REQUIRED WORK — Where a line in the listing contains the string "grid", copy that line out.

---- SUPPLIED RECORDS

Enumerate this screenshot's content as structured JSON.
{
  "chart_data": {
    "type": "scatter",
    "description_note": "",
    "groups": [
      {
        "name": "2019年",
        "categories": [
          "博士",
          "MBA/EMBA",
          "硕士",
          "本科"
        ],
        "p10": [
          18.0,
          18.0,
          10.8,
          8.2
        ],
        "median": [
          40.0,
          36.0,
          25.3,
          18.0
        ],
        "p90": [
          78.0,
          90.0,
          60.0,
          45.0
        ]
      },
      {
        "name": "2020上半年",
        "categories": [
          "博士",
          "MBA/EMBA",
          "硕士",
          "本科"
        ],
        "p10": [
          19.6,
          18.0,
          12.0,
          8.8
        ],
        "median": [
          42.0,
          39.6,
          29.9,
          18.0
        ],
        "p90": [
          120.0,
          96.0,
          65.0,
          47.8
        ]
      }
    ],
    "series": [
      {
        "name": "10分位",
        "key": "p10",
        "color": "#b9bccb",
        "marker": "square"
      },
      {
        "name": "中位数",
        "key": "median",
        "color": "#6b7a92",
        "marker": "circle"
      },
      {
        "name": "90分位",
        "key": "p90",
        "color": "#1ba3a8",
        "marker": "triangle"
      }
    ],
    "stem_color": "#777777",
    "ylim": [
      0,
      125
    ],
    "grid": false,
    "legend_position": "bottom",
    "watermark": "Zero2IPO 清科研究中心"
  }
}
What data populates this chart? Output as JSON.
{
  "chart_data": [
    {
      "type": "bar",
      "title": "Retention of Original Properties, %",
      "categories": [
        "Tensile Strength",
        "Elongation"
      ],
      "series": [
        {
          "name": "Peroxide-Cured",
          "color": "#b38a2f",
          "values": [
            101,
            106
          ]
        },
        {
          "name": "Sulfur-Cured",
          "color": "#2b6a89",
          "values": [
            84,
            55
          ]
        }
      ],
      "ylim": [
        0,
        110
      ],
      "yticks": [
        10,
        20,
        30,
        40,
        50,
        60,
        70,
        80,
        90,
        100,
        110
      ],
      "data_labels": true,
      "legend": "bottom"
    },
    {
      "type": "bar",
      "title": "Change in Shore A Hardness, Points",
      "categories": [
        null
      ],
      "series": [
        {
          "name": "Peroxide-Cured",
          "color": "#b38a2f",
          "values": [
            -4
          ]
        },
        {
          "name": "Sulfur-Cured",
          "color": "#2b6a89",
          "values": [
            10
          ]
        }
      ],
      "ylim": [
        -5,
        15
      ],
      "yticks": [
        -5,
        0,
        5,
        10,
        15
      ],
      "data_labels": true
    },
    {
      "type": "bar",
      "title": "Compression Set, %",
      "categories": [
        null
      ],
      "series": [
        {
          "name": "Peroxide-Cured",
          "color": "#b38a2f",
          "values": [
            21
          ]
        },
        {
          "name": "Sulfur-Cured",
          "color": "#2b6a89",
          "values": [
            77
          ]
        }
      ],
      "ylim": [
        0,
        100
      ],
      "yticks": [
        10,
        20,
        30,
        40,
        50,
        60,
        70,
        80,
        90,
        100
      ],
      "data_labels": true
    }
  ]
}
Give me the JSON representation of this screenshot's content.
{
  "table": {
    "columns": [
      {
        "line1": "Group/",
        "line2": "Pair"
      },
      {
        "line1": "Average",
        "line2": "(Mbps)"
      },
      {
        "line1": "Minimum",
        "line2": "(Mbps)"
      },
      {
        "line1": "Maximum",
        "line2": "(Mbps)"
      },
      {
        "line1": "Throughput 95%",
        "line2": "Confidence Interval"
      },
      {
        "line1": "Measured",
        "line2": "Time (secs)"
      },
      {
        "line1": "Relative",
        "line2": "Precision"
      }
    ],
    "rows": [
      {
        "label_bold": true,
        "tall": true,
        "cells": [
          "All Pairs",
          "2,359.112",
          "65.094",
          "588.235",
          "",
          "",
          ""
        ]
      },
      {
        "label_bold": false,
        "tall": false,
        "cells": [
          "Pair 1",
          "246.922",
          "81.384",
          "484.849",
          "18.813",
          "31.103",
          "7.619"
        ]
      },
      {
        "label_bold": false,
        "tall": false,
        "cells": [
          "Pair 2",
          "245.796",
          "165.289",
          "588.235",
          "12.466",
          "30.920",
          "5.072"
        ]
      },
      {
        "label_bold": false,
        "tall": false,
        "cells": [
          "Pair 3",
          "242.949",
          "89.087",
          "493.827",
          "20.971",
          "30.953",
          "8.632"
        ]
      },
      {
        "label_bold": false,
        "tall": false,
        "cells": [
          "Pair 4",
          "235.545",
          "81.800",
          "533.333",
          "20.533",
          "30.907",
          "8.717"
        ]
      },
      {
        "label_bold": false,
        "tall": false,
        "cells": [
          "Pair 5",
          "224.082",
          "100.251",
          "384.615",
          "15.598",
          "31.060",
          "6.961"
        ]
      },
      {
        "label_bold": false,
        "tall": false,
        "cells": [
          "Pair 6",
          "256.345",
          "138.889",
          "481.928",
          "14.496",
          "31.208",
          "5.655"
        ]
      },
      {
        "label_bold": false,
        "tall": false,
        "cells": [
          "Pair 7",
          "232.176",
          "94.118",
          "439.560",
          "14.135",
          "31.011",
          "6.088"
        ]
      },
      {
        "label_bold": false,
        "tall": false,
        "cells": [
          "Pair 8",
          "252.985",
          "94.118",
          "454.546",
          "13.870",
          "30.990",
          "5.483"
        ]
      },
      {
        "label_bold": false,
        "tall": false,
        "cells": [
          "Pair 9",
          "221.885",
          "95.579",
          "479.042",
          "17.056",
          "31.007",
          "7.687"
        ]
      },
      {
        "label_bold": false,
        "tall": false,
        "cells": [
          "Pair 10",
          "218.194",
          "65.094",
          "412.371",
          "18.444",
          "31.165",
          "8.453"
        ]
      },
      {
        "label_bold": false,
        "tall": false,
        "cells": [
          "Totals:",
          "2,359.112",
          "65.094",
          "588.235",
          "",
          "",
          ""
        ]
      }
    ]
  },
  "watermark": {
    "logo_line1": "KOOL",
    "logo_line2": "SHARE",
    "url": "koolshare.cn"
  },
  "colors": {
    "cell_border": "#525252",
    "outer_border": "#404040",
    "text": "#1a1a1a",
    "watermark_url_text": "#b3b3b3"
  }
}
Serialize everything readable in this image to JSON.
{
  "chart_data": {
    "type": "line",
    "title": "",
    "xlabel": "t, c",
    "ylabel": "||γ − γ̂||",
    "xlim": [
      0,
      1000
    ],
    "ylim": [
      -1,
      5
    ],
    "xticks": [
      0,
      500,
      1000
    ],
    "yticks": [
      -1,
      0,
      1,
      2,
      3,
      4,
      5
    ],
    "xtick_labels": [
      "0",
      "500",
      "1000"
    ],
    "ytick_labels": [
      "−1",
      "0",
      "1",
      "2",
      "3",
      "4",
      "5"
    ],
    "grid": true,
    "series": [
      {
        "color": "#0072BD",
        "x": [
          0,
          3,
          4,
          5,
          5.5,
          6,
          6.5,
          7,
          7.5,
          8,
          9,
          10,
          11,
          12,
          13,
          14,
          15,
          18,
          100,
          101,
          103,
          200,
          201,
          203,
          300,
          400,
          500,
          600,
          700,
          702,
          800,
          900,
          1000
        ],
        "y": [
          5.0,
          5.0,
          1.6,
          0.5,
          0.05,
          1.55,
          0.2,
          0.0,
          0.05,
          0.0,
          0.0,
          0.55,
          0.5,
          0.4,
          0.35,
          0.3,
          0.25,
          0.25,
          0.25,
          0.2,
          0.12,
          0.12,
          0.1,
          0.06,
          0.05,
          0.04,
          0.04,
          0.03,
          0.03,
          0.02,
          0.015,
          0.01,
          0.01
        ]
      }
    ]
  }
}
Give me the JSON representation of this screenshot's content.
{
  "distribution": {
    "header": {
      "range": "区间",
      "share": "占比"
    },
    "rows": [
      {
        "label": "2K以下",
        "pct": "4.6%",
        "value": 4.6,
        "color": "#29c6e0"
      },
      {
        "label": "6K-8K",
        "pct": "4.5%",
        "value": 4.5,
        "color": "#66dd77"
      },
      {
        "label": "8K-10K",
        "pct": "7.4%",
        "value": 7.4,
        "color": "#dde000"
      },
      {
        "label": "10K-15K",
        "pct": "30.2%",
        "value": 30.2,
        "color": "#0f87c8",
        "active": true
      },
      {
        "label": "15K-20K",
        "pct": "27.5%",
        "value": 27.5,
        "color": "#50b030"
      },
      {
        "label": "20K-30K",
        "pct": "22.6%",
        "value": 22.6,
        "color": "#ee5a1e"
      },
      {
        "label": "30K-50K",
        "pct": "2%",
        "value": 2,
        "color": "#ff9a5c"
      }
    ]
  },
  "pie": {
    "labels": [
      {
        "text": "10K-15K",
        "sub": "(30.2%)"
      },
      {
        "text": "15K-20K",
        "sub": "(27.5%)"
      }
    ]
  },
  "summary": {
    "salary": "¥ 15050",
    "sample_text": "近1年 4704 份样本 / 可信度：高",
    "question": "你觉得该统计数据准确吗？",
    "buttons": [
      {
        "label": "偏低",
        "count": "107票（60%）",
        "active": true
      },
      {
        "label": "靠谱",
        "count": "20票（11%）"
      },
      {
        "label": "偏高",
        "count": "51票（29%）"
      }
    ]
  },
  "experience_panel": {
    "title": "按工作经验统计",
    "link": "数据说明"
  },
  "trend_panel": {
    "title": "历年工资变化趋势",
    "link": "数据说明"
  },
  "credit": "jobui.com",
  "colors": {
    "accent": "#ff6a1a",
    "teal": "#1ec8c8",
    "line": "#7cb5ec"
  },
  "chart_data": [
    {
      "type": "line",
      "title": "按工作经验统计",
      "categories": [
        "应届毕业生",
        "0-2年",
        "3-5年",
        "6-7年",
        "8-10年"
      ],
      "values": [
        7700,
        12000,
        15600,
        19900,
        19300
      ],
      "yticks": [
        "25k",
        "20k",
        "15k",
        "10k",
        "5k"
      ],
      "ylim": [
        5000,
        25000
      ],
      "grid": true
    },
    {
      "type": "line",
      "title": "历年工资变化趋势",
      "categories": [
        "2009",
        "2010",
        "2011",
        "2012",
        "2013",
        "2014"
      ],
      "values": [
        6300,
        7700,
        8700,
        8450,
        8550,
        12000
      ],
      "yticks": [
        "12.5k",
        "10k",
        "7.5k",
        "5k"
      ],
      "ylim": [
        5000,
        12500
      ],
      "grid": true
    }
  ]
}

--------

REPLY TO THE EXERCISE —
    "grid": false,
    "grid": true,
      "grid": true
      "grid": true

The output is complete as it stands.